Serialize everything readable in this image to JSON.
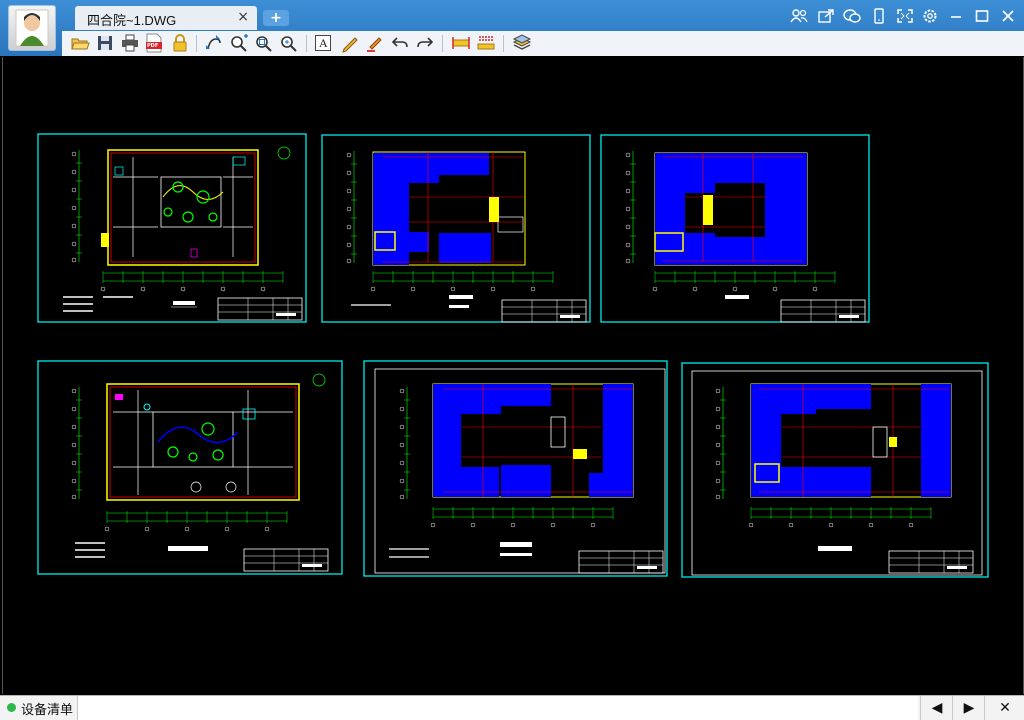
{
  "window": {
    "tab_title": "四合院~1.DWG",
    "tab_close": "×",
    "new_tab": "+"
  },
  "toolbar": {
    "pdf_badge": "PDF",
    "text_tool_label": "A"
  },
  "status": {
    "label": "设备清单",
    "prev": "◀",
    "next": "▶",
    "close": "✕"
  },
  "colors": {
    "title_bar": "#2f7fc8",
    "toolbar": "#f0f3f7",
    "frame": "#00ffff",
    "wall_blue": "#0000ff",
    "line_yellow": "#ffff00",
    "line_red": "#ff0000",
    "line_white": "#ffffff",
    "green": "#00ff00"
  },
  "icons": {
    "window": [
      "multi-user-icon",
      "share-icon",
      "wechat-icon",
      "mobile-icon",
      "fullscreen-icon",
      "settings-icon",
      "minimize-icon",
      "maximize-icon",
      "close-icon"
    ],
    "toolbar": [
      "open-folder-icon",
      "save-icon",
      "print-icon",
      "pdf-export-icon",
      "lock-icon",
      "pan-icon",
      "zoom-in-icon",
      "zoom-window-icon",
      "zoom-extents-icon",
      "text-icon",
      "pencil-icon",
      "highlighter-icon",
      "undo-icon",
      "redo-icon",
      "measure-icon",
      "measure-area-icon",
      "layers-icon"
    ]
  }
}
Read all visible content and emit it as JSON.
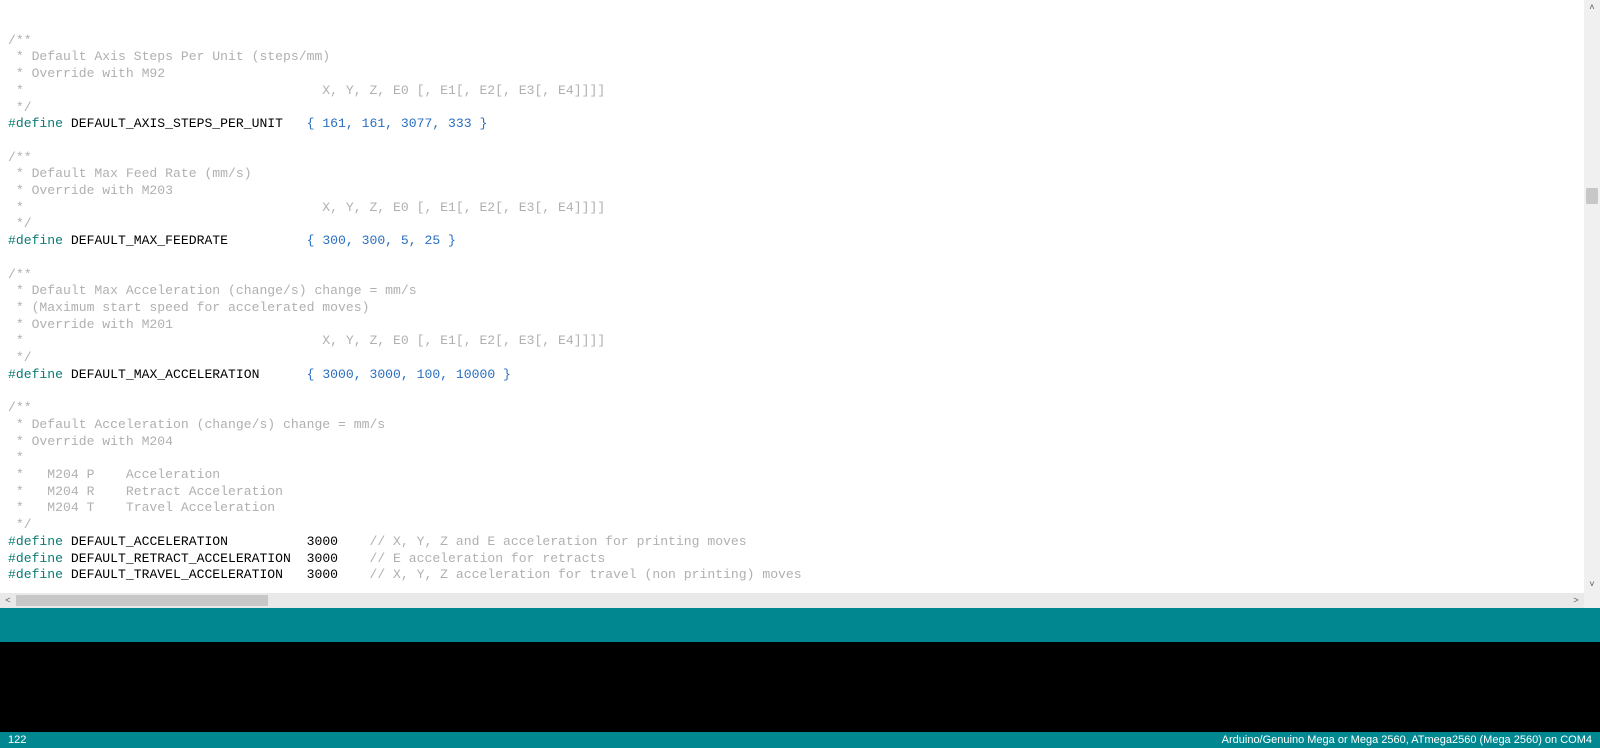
{
  "code": {
    "block1": {
      "c1": "/**",
      "c2": " * Default Axis Steps Per Unit (steps/mm)",
      "c3": " * Override with M92",
      "c4": " *                                      X, Y, Z, E0 [, E1[, E2[, E3[, E4]]]]",
      "c5": " */",
      "kw": "#define",
      "id": " DEFAULT_AXIS_STEPS_PER_UNIT   ",
      "val": "{ 161, 161, 3077, 333 }"
    },
    "block2": {
      "c1": "/**",
      "c2": " * Default Max Feed Rate (mm/s)",
      "c3": " * Override with M203",
      "c4": " *                                      X, Y, Z, E0 [, E1[, E2[, E3[, E4]]]]",
      "c5": " */",
      "kw": "#define",
      "id": " DEFAULT_MAX_FEEDRATE          ",
      "val": "{ 300, 300, 5, 25 }"
    },
    "block3": {
      "c1": "/**",
      "c2": " * Default Max Acceleration (change/s) change = mm/s",
      "c3": " * (Maximum start speed for accelerated moves)",
      "c4": " * Override with M201",
      "c5": " *                                      X, Y, Z, E0 [, E1[, E2[, E3[, E4]]]]",
      "c6": " */",
      "kw": "#define",
      "id": " DEFAULT_MAX_ACCELERATION      ",
      "val": "{ 3000, 3000, 100, 10000 }"
    },
    "block4": {
      "c1": "/**",
      "c2": " * Default Acceleration (change/s) change = mm/s",
      "c3": " * Override with M204",
      "c4": " *",
      "c5": " *   M204 P    Acceleration",
      "c6": " *   M204 R    Retract Acceleration",
      "c7": " *   M204 T    Travel Acceleration",
      "c8": " */",
      "l1": {
        "kw": "#define",
        "id": " DEFAULT_ACCELERATION          3000    ",
        "cm": "// X, Y, Z and E acceleration for printing moves"
      },
      "l2": {
        "kw": "#define",
        "id": " DEFAULT_RETRACT_ACCELERATION  3000    ",
        "cm": "// E acceleration for retracts"
      },
      "l3": {
        "kw": "#define",
        "id": " DEFAULT_TRAVEL_ACCELERATION   3000    ",
        "cm": "// X, Y, Z acceleration for travel (non printing) moves"
      }
    },
    "tail": "/**"
  },
  "scroll": {
    "v_up": "˄",
    "v_down": "˅",
    "h_left": "˂",
    "h_right": "˃"
  },
  "status": {
    "line": "122",
    "board": "Arduino/Genuino Mega or Mega 2560, ATmega2560 (Mega 2560) on COM4"
  },
  "colors": {
    "teal": "#00878F",
    "comment": "#b0b0b0",
    "keyword": "#0b7a75",
    "brace": "#2a6fbf"
  }
}
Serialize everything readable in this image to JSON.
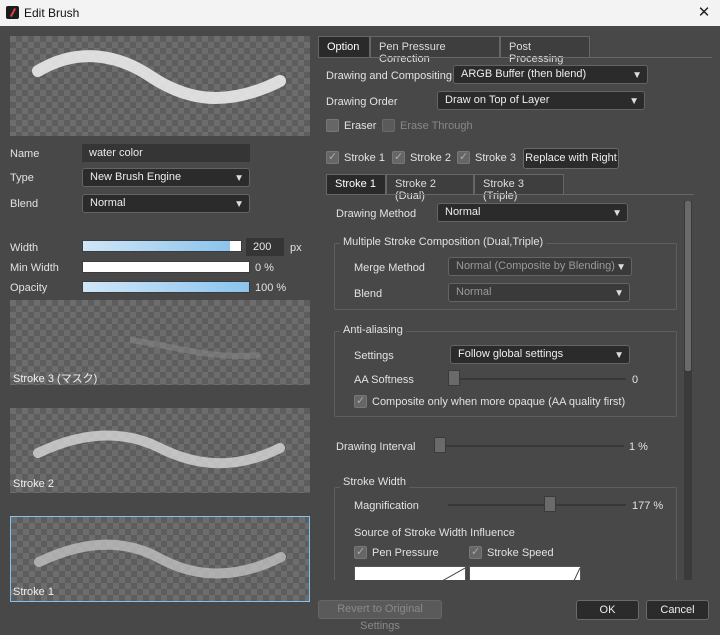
{
  "window": {
    "title": "Edit Brush",
    "close": "✕"
  },
  "left": {
    "name_label": "Name",
    "name_value": "water color",
    "type_label": "Type",
    "type_value": "New Brush Engine",
    "blend_label": "Blend",
    "blend_value": "Normal",
    "width_label": "Width",
    "width_value": "200",
    "width_unit": "px",
    "width_fill": 0.93,
    "minwidth_label": "Min Width",
    "minwidth_value": "0 %",
    "minwidth_fill": 0,
    "opacity_label": "Opacity",
    "opacity_value": "100 %",
    "opacity_fill": 1.0,
    "strokes": [
      {
        "label": "Stroke 3 (マスク)"
      },
      {
        "label": "Stroke 2"
      },
      {
        "label": "Stroke 1"
      }
    ]
  },
  "tabs": [
    "Option",
    "Pen Pressure Correction",
    "Post Processing"
  ],
  "option": {
    "compositing_label": "Drawing and Compositing",
    "compositing_value": "ARGB Buffer (then blend)",
    "order_label": "Drawing Order",
    "order_value": "Draw on Top of Layer",
    "eraser_label": "Eraser",
    "erase_through_label": "Erase Through",
    "stroke1_check": "Stroke 1",
    "stroke2_check": "Stroke 2",
    "stroke3_check": "Stroke 3",
    "replace_button": "Replace with Right",
    "stroke_tabs": [
      "Stroke 1",
      "Stroke 2 (Dual)",
      "Stroke 3 (Triple)"
    ],
    "method_label": "Drawing Method",
    "method_value": "Normal",
    "multi_group": "Multiple Stroke Composition (Dual,Triple)",
    "merge_label": "Merge Method",
    "merge_value": "Normal (Composite by Blending)",
    "mblend_label": "Blend",
    "mblend_value": "Normal",
    "aa_group": "Anti-aliasing",
    "settings_label": "Settings",
    "settings_value": "Follow global settings",
    "aasoft_label": "AA Softness",
    "aasoft_value": "0",
    "composite_label": "Composite only when more opaque (AA quality first)",
    "interval_label": "Drawing Interval",
    "interval_value": "1 %",
    "sw_group": "Stroke Width",
    "mag_label": "Magnification",
    "mag_value": "177 %",
    "source_label": "Source of Stroke Width Influence",
    "pen_pressure_label": "Pen Pressure",
    "stroke_speed_label": "Stroke Speed"
  },
  "footer": {
    "revert": "Revert to Original Settings",
    "ok": "OK",
    "cancel": "Cancel"
  }
}
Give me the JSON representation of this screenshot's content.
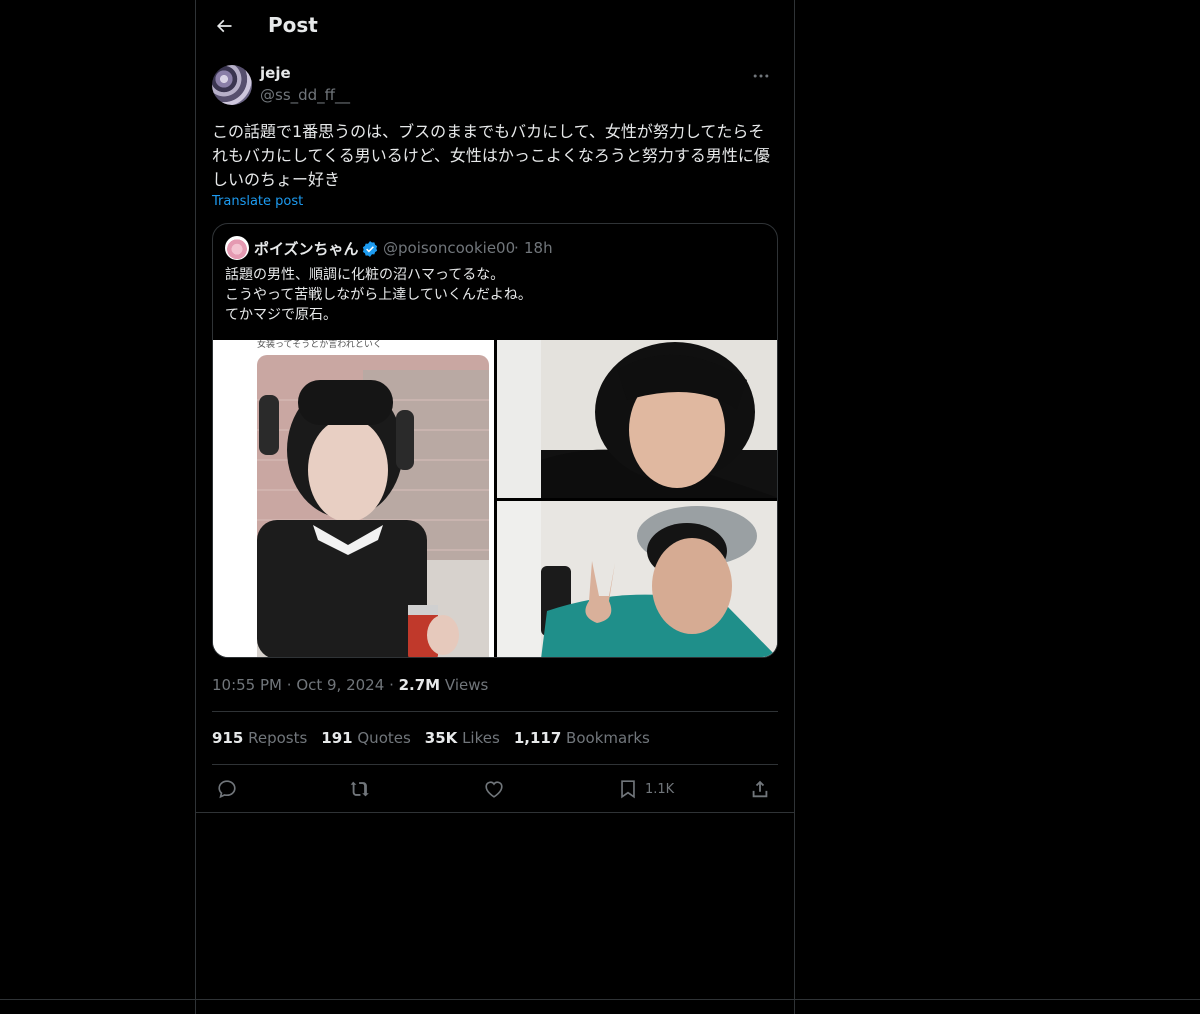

__________

■ **Goal**: Pictures stay out; repeat all the rest of the records exactly.

■ **Worked solution**:
Serialize everything readable in this image to JSON.
{
  "window": {
    "tab_title": "四合院~1.DWG",
    "tab_close": "×",
    "new_tab": "+"
  },
  "toolbar": {
    "pdf_badge": "PDF",
    "text_tool_label": "A"
  },
  "status": {
    "label": "设备清单",
    "prev": "◀",
    "next": "▶",
    "close": "✕"
  },
  "colors": {
    "title_bar": "#2f7fc8",
    "toolbar": "#f0f3f7",
    "frame": "#00ffff",
    "wall_blue": "#0000ff",
    "line_yellow": "#ffff00",
    "line_red": "#ff0000",
    "line_white": "#ffffff",
    "green": "#00ff00"
  },
  "icons": {
    "window": [
      "multi-user-icon",
      "share-icon",
      "wechat-icon",
      "mobile-icon",
      "fullscreen-icon",
      "settings-icon",
      "minimize-icon",
      "maximize-icon",
      "close-icon"
    ],
    "toolbar": [
      "open-folder-icon",
      "save-icon",
      "print-icon",
      "pdf-export-icon",
      "lock-icon",
      "pan-icon",
      "zoom-in-icon",
      "zoom-window-icon",
      "zoom-extents-icon",
      "text-icon",
      "pencil-icon",
      "highlighter-icon",
      "undo-icon",
      "redo-icon",
      "measure-icon",
      "measure-area-icon",
      "layers-icon"
    ]
  }
}
Read all visible content and emit it as JSON.
{
  "code": {
    "block1": {
      "c1": "/**",
      "c2": " * Default Axis Steps Per Unit (steps/mm)",
      "c3": " * Override with M92",
      "c4": " *                                      X, Y, Z, E0 [, E1[, E2[, E3[, E4]]]]",
      "c5": " */",
      "kw": "#define",
      "id": " DEFAULT_AXIS_STEPS_PER_UNIT   ",
      "val": "{ 161, 161, 3077, 333 }"
    },
    "block2": {
      "c1": "/**",
      "c2": " * Default Max Feed Rate (mm/s)",
      "c3": " * Override with M203",
      "c4": " *                                      X, Y, Z, E0 [, E1[, E2[, E3[, E4]]]]",
      "c5": " */",
      "kw": "#define",
      "id": " DEFAULT_MAX_FEEDRATE          ",
      "val": "{ 300, 300, 5, 25 }"
    },
    "block3": {
      "c1": "/**",
      "c2": " * Default Max Acceleration (change/s) change = mm/s",
      "c3": " * (Maximum start speed for accelerated moves)",
      "c4": " * Override with M201",
      "c5": " *                                      X, Y, Z, E0 [, E1[, E2[, E3[, E4]]]]",
      "c6": " */",
      "kw": "#define",
      "id": " DEFAULT_MAX_ACCELERATION      ",
      "val": "{ 3000, 3000, 100, 10000 }"
    },
    "block4": {
      "c1": "/**",
      "c2": " * Default Acceleration (change/s) change = mm/s",
      "c3": " * Override with M204",
      "c4": " *",
      "c5": " *   M204 P    Acceleration",
      "c6": " *   M204 R    Retract Acceleration",
      "c7": " *   M204 T    Travel Acceleration",
      "c8": " */",
      "l1": {
        "kw": "#define",
        "id": " DEFAULT_ACCELERATION          3000    ",
        "cm": "// X, Y, Z and E acceleration for printing moves"
      },
      "l2": {
        "kw": "#define",
        "id": " DEFAULT_RETRACT_ACCELERATION  3000    ",
        "cm": "// E acceleration for retracts"
      },
      "l3": {
        "kw": "#define",
        "id": " DEFAULT_TRAVEL_ACCELERATION   3000    ",
        "cm": "// X, Y, Z acceleration for travel (non printing) moves"
      }
    },
    "tail": "/**"
  },
  "scroll": {
    "v_up": "˄",
    "v_down": "˅",
    "h_left": "˂",
    "h_right": "˃"
  },
  "status": {
    "line": "122",
    "board": "Arduino/Genuino Mega or Mega 2560, ATmega2560 (Mega 2560) on COM4"
  },
  "colors": {
    "teal": "#00878F",
    "comment": "#b0b0b0",
    "keyword": "#0b7a75",
    "brace": "#2a6fbf"
  }
}
Serialize everything readable in this image to JSON.
{
  "window": {
    "title": "Edit Brush",
    "close": "✕"
  },
  "left": {
    "name_label": "Name",
    "name_value": "water color",
    "type_label": "Type",
    "type_value": "New Brush Engine",
    "blend_label": "Blend",
    "blend_value": "Normal",
    "width_label": "Width",
    "width_value": "200",
    "width_unit": "px",
    "width_fill": 0.93,
    "minwidth_label": "Min Width",
    "minwidth_value": "0 %",
    "minwidth_fill": 0,
    "opacity_label": "Opacity",
    "opacity_value": "100 %",
    "opacity_fill": 1.0,
    "strokes": [
      {
        "label": "Stroke 3 (マスク)"
      },
      {
        "label": "Stroke 2"
      },
      {
        "label": "Stroke 1"
      }
    ]
  },
  "tabs": [
    "Option",
    "Pen Pressure Correction",
    "Post Processing"
  ],
  "option": {
    "compositing_label": "Drawing and Compositing",
    "compositing_value": "ARGB Buffer (then blend)",
    "order_label": "Drawing Order",
    "order_value": "Draw on Top of Layer",
    "eraser_label": "Eraser",
    "erase_through_label": "Erase Through",
    "stroke1_check": "Stroke 1",
    "stroke2_check": "Stroke 2",
    "stroke3_check": "Stroke 3",
    "replace_button": "Replace with Right",
    "stroke_tabs": [
      "Stroke 1",
      "Stroke 2 (Dual)",
      "Stroke 3 (Triple)"
    ],
    "method_label": "Drawing Method",
    "method_value": "Normal",
    "multi_group": "Multiple Stroke Composition (Dual,Triple)",
    "merge_label": "Merge Method",
    "merge_value": "Normal (Composite by Blending)",
    "mblend_label": "Blend",
    "mblend_value": "Normal",
    "aa_group": "Anti-aliasing",
    "settings_label": "Settings",
    "settings_value": "Follow global settings",
    "aasoft_label": "AA Softness",
    "aasoft_value": "0",
    "composite_label": "Composite only when more opaque (AA quality first)",
    "interval_label": "Drawing Interval",
    "interval_value": "1 %",
    "sw_group": "Stroke Width",
    "mag_label": "Magnification",
    "mag_value": "177 %",
    "source_label": "Source of Stroke Width Influence",
    "pen_pressure_label": "Pen Pressure",
    "stroke_speed_label": "Stroke Speed"
  },
  "footer": {
    "revert": "Revert to Original Settings",
    "ok": "OK",
    "cancel": "Cancel"
  }
}
Give me the JSON representation of this screenshot's content.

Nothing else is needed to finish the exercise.